# Document excerpt
#####

Surgical treatments for Prolapse
Surgery may be an option for treating a prolapse if it is felt that the possible benefits outweigh the risks. In general, surgery for pelvic organ prolapse is relatively common. It is estimated that 1 in 10 women will have had surgery for prolapse by the time they are 80 years old.
Surgery is used to repair the tissue that supports the prolapsed organ or tissue around the vagina. Surgery to remove the womb (hysterectomy) may also form part of your treatment, but this does not directly treat a prolapse and so is less used.
These procedures are outlined below.
One of the main surgical treatments for pelvic organ prolapse involves improving support for the pelvic organs. This may involve stitching prolapsed organs back into place, as well as stitching existing tissue to make it stronger. Pelvic organ repair may be done through the vagina or through the abdomen (tummy). Generally a repair is recommended after you have completed your family unless the symptoms are severe, as further pregnancies can cause the prolapse to recur.

#####

# Data to examine

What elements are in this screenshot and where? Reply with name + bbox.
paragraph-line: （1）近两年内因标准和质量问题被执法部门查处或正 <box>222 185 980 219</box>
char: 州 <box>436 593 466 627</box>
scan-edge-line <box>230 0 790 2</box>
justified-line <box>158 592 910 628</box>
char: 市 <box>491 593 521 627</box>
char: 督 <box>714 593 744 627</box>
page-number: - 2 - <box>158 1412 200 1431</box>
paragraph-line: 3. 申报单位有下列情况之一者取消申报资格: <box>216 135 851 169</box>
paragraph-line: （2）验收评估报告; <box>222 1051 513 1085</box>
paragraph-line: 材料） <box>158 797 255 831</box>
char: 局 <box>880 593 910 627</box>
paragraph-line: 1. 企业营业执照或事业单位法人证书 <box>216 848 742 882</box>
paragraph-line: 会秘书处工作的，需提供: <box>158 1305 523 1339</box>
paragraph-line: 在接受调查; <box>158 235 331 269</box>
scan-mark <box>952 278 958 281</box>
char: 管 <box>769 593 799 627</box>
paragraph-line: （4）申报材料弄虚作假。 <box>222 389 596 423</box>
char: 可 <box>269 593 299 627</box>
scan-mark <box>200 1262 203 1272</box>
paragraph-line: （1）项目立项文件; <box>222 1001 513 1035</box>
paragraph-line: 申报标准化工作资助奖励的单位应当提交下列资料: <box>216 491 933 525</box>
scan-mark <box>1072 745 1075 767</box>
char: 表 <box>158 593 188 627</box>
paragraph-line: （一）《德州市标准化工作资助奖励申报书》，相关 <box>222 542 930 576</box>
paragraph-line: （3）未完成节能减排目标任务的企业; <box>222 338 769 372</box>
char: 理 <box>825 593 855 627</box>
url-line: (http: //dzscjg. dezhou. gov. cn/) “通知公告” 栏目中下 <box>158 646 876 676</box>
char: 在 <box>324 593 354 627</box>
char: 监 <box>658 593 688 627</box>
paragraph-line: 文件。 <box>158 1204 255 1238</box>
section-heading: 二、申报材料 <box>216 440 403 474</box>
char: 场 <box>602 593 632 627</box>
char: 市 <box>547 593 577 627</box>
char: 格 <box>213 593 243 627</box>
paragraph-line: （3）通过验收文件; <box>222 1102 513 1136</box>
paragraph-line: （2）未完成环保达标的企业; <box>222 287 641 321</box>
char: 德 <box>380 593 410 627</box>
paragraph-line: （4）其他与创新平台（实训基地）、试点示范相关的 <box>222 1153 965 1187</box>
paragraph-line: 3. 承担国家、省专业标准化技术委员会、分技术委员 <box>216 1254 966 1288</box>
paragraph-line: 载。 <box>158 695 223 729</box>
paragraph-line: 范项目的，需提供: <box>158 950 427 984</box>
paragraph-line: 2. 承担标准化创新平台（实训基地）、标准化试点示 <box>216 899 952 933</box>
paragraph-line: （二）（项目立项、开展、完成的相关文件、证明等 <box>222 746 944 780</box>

#####

# Work task
From the text on surgical treatments for prolapse, reproduce word for word the passage starting at "Surgical treatments for Prolapse" and ending at "are outlined below.".

# Task response
Surgical treatments for Prolapse
Surgery may be an option for treating a prolapse if it is felt that the possible benefits outweigh the risks. In general, surgery for pelvic organ prolapse is relatively common. It is estimated that 1 in 10 women will have had surgery for prolapse by the time they are 80 years old.
Surgery is used to repair the tissue that supports the prolapsed organ or tissue around the vagina. Surgery to remove the womb (hysterectomy) may also form part of your treatment, but this does not directly treat a prolapse and so is less used.
These procedures are outlined below.